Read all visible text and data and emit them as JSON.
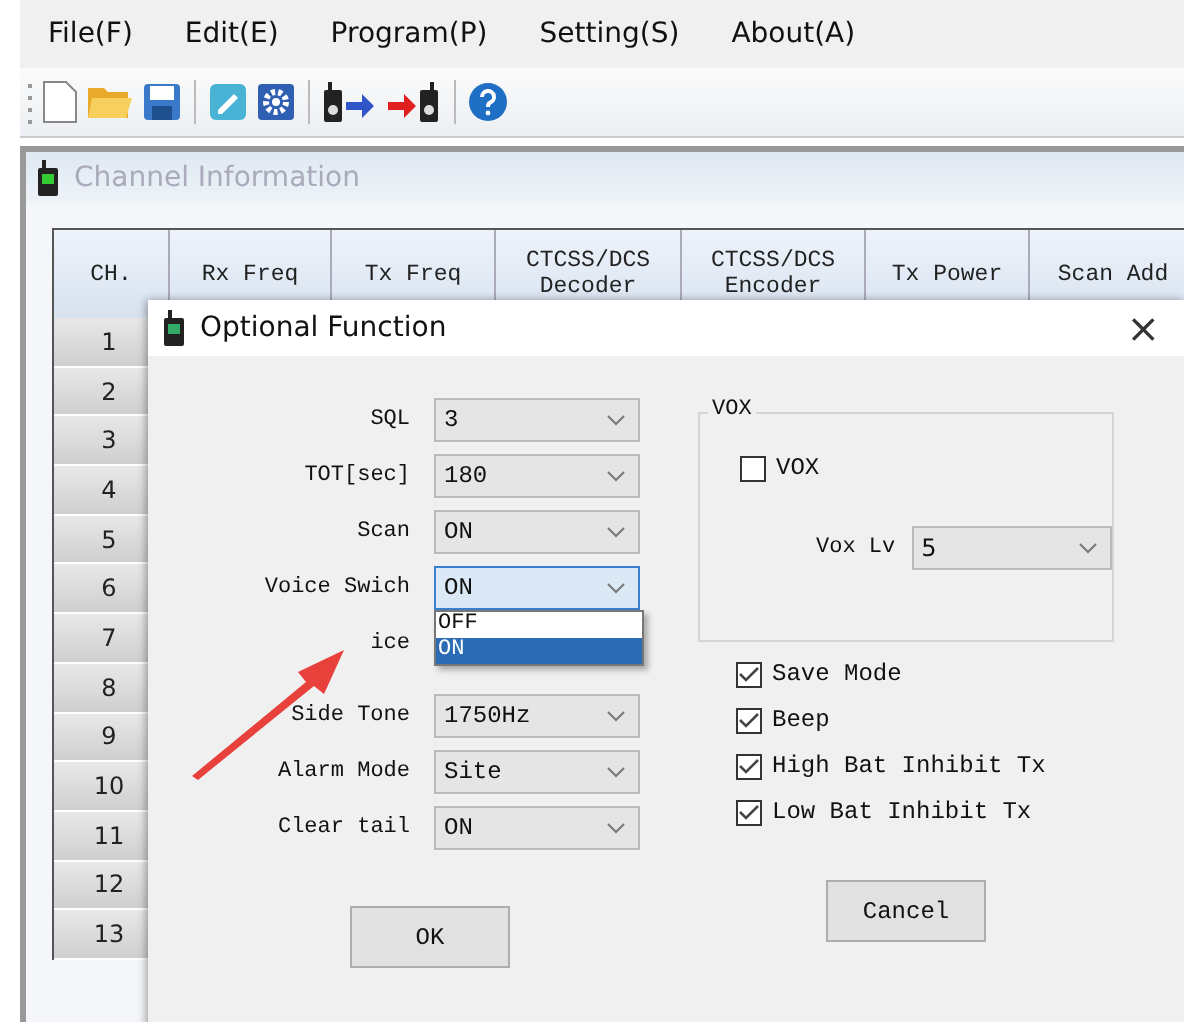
{
  "menu": [
    "File(F)",
    "Edit(E)",
    "Program(P)",
    "Setting(S)",
    "About(A)"
  ],
  "channel_window": {
    "title": "Channel Information",
    "columns": [
      "CH.",
      "Rx Freq",
      "Tx Freq",
      "CTCSS/DCS\nDecoder",
      "CTCSS/DCS\nEncoder",
      "Tx Power",
      "Scan Add"
    ],
    "rows": [
      "1",
      "2",
      "3",
      "4",
      "5",
      "6",
      "7",
      "8",
      "9",
      "10",
      "11",
      "12",
      "13"
    ]
  },
  "dialog": {
    "title": "Optional Function",
    "close": "×",
    "fields": [
      {
        "label": "SQL",
        "value": "3",
        "expanded": false
      },
      {
        "label": "TOT[sec]",
        "value": "180",
        "expanded": false
      },
      {
        "label": "Scan",
        "value": "ON",
        "expanded": false
      },
      {
        "label": "Voice Swich",
        "value": "ON",
        "expanded": true,
        "options": [
          {
            "label": "OFF",
            "selected": false
          },
          {
            "label": "ON",
            "selected": true
          }
        ]
      },
      {
        "label": "ice"
      },
      {
        "label": "Side Tone",
        "value": "1750Hz",
        "expanded": false
      },
      {
        "label": "Alarm Mode",
        "value": "Site",
        "expanded": false
      },
      {
        "label": "Clear tail",
        "value": "ON",
        "expanded": false
      }
    ],
    "vox": {
      "title": "VOX",
      "checkbox": {
        "label": "VOX",
        "checked": false
      },
      "level_label": "Vox Lv",
      "level_value": "5"
    },
    "checkboxes": [
      {
        "label": "Save Mode",
        "checked": true
      },
      {
        "label": "Beep",
        "checked": true
      },
      {
        "label": "High Bat Inhibit Tx",
        "checked": true
      },
      {
        "label": "Low Bat Inhibit Tx",
        "checked": true
      }
    ],
    "buttons": [
      "OK",
      "Cancel"
    ]
  }
}
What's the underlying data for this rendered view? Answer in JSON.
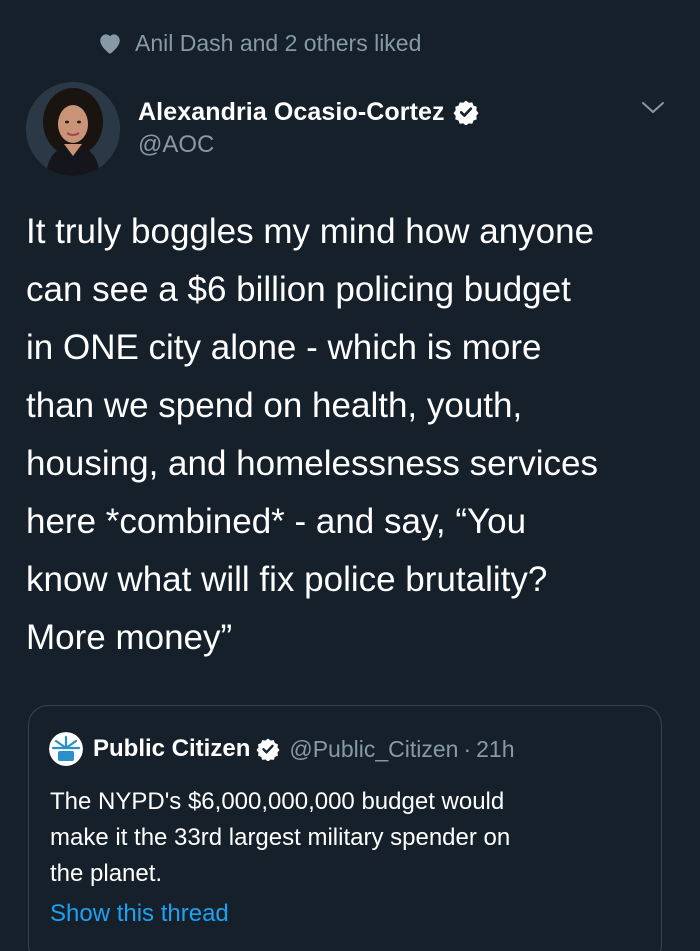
{
  "social_context": {
    "icon": "heart-icon",
    "text": "Anil Dash and 2 others liked"
  },
  "tweet": {
    "author_name": "Alexandria Ocasio-Cortez",
    "author_handle": "@AOC",
    "verified_icon": "verified-badge-icon",
    "menu_icon": "chevron-down-icon",
    "text": "It truly boggles my mind how anyone\ncan see a $6 billion policing budget\nin ONE city alone - which is more\nthan we spend on health, youth,\nhousing, and homelessness services\nhere *combined* - and say, “You\nknow what will fix police brutality?\nMore money”"
  },
  "quoted_tweet": {
    "author_name": "Public Citizen",
    "author_handle": "@Public_Citizen",
    "separator": "·",
    "time": "21h",
    "text": "The NYPD's $6,000,000,000 budget would\nmake it the 33rd largest military spender on\nthe planet.",
    "link_label": "Show this thread"
  },
  "colors": {
    "background": "#15202b",
    "text_primary": "#ffffff",
    "text_secondary": "#8899a6",
    "accent": "#1da1f2",
    "border": "#38444d"
  }
}
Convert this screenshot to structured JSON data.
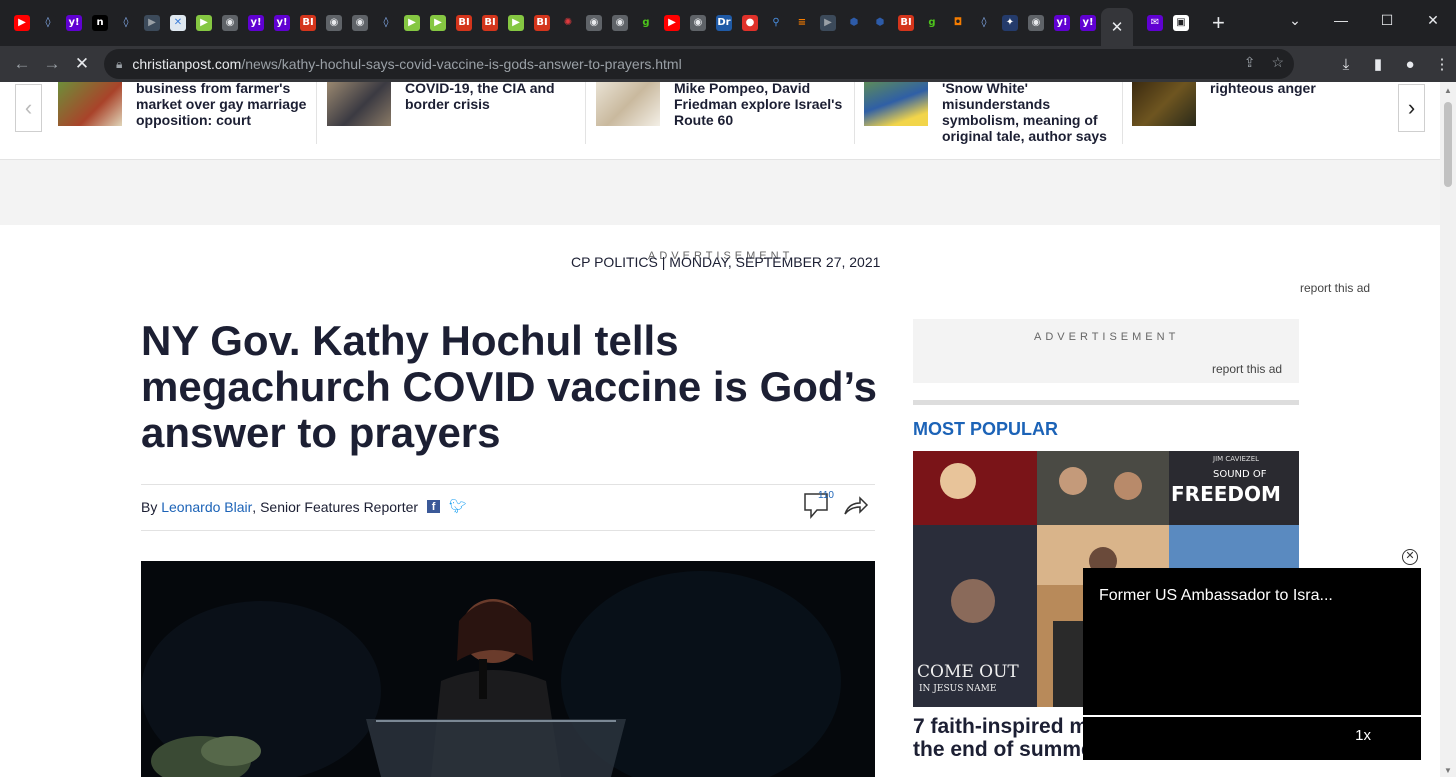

▶ _Objective_: Pick out and copy every line that contains the word "JSON".

▶ _Complete response_:
Read all visible text and data and emit them as JSON.
What's the underlying data for this rendered view? Answer in JSON.
Convert this screenshot to structured JSON data.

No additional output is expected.